Rewrite the text about Thompson between "He ended the" and "and seven damaged.", inclusive, with "aircraft" changed to "planes".

**Text:**

□ □ □ □ □ □ □

He ended the war credited with having destroyed eight confirmed enemy aircraft, with a share in two more destroyed. Three more were unconfirmed destroyed, one probably destroyed and one shared and seven damaged.

==Postwar career==
Thompson attended the RAF Staff College at Bracknell in September 1945 and was then posted to the headquarters British Air Forces of Occupation in Germany. In June 1948 the Russians blockaded Berlin, cutting off the city's land and water access routes. Thompson was heavily involved in the organisation of the Berlin airlift. After three years in Germany, he was wing leader at Thorney Island, flying Gloster Meteor fighter jets. In January 1952, he was awarded the Air Force Cross. Promoted to group captain in July 1953, Thompson became senior air staff officer at No. 11 Group and was subsequently officer commanding the RAF station at Leeming. In the 1955 New Year Honours, he was appointed a Commander of the Order of the British Empire He became the Director of Air Defence at the Air Ministry in December 1958, was promoted to air commodore the following year, and then went to the Imperial Defence College for a year. His last appointment was as commander of the Military Air Traffic Organisation in 1962 until he retired from the RAF in September 1966.

==Later life==
Thompson's aviation expertise was in demand and shortly after his retirement he became the general manager of Airwork in Saudi Arabia for two years. He also acted as an aviation consultant. In 1969 he became secretary of the Moor Park Golf Club in Hertfordshire which was followed by an 11-year tenure as secretary of the Monte Carlo Golf Club. In 1983 he retired to Sussex where he lived until his death in Brighton on 23 July 1994.

□ □ □ □ □ □ □

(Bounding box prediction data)
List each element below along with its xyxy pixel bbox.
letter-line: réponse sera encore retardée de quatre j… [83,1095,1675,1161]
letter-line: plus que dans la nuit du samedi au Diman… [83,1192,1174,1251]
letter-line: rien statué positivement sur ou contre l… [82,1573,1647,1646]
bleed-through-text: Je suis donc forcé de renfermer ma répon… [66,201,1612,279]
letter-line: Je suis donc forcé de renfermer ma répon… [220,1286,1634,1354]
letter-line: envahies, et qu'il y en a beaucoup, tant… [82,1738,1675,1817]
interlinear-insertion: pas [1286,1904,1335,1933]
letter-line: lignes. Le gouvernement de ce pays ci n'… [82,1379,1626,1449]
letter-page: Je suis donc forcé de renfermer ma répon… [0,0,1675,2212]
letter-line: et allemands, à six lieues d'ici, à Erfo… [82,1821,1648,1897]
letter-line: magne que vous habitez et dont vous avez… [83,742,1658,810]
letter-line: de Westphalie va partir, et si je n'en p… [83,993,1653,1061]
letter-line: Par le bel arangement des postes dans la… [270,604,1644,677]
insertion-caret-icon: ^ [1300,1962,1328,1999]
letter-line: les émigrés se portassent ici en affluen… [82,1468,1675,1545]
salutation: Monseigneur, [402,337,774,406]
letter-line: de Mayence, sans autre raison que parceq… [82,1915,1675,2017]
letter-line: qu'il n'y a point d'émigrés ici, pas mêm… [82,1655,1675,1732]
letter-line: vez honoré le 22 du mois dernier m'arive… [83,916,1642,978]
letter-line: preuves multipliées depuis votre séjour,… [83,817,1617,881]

□ □ □ □ □ □ □

**Response to this exercise:**
He ended the war credited with having destroyed eight confirmed enemy planes, with a share in two more destroyed. Three more were unconfirmed destroyed, one probably destroyed and one shared and seven damaged.